--- START Task inputs ---
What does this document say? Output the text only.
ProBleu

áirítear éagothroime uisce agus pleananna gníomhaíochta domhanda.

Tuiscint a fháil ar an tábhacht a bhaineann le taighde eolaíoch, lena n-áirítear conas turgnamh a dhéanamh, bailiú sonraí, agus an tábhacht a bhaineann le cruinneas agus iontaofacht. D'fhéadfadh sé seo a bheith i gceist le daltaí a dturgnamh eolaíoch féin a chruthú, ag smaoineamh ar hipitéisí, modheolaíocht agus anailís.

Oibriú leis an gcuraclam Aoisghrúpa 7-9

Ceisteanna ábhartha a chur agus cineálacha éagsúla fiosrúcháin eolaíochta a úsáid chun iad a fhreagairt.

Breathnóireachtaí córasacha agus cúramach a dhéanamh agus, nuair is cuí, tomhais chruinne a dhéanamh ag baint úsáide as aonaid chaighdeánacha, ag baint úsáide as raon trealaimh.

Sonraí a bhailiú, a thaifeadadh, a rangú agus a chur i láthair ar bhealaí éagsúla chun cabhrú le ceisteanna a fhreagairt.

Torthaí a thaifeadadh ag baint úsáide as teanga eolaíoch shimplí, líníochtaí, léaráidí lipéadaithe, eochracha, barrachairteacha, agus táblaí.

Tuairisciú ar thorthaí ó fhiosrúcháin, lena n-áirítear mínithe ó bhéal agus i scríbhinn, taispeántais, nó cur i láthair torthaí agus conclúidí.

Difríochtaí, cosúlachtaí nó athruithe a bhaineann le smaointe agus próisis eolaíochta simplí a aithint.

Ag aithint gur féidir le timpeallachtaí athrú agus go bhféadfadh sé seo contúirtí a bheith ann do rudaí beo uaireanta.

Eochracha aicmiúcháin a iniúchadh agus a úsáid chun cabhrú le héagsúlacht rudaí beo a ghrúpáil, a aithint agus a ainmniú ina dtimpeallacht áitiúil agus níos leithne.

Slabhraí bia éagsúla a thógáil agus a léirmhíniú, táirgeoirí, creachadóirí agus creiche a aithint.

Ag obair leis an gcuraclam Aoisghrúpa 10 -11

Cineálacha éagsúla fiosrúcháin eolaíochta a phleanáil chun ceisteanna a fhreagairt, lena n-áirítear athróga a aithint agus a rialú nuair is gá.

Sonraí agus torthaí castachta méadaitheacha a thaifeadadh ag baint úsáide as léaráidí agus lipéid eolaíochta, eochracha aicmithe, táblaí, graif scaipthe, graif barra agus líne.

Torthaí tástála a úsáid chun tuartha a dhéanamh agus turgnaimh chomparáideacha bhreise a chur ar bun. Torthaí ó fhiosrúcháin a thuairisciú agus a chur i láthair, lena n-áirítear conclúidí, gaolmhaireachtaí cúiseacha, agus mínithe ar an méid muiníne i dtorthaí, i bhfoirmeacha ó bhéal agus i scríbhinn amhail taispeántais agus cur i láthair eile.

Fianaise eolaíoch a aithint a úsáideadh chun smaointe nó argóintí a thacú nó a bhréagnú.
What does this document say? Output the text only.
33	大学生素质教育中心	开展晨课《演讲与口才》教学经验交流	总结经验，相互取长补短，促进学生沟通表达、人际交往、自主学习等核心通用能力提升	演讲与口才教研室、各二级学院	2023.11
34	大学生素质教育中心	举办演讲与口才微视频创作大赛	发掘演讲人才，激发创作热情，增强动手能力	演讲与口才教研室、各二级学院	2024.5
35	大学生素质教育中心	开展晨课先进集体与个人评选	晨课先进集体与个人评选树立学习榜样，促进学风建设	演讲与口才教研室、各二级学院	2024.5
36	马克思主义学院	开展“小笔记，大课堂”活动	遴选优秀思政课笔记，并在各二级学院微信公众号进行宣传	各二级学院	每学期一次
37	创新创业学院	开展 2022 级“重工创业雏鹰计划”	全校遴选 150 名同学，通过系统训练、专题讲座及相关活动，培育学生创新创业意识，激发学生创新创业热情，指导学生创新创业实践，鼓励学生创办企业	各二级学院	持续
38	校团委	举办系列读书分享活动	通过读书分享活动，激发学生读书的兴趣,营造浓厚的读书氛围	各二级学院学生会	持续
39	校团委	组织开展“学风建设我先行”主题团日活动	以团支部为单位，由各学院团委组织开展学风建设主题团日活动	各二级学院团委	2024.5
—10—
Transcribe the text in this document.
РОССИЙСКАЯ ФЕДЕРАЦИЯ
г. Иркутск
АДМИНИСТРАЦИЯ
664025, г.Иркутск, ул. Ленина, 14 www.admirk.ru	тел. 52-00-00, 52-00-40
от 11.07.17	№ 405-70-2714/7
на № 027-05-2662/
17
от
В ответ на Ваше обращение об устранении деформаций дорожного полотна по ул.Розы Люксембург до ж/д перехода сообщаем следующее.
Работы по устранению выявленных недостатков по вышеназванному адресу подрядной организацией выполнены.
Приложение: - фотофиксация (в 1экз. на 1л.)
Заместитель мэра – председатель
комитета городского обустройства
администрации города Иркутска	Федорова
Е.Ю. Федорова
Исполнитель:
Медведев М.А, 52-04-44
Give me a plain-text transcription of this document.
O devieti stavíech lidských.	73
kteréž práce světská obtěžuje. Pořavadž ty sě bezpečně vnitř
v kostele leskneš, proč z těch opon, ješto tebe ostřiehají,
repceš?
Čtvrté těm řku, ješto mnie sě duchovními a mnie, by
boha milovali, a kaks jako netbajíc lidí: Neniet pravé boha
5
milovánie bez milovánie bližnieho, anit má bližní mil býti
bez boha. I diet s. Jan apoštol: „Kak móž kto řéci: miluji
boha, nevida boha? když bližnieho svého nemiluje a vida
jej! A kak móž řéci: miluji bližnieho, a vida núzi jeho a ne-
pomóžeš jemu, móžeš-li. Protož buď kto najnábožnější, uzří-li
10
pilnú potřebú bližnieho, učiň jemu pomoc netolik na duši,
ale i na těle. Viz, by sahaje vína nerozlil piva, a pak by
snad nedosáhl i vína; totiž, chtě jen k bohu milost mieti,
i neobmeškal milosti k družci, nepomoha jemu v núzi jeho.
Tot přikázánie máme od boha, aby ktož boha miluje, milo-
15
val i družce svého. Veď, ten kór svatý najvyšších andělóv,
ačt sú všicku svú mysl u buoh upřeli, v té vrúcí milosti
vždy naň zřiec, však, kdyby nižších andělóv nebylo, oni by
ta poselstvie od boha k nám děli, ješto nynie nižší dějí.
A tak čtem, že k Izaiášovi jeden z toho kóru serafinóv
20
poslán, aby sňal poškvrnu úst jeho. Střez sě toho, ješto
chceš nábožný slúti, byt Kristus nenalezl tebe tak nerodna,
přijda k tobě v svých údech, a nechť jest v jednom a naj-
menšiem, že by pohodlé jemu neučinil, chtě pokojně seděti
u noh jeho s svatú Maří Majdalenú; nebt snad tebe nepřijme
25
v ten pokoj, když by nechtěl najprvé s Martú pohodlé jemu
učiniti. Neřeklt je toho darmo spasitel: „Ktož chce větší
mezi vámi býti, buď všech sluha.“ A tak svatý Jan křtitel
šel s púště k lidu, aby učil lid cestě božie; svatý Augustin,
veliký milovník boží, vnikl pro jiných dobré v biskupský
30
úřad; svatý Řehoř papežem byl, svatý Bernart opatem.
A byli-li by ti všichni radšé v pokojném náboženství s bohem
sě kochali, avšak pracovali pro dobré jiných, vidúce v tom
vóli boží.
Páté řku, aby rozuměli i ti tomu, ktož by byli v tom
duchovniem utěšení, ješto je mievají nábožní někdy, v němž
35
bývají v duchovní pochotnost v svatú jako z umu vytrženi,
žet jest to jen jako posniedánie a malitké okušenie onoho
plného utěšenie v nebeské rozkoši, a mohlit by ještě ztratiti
--- END Task inputs ---
▶ **Description of the task**
List all lines from the entries that include the word "řéci".

▶ **Correct answer**
bez boha. I diet s. Jan apoštol: „Kak móž kto řéci: miluji
jej! A kak móž řéci: miluji bližnieho, a vida núzi jeho a ne-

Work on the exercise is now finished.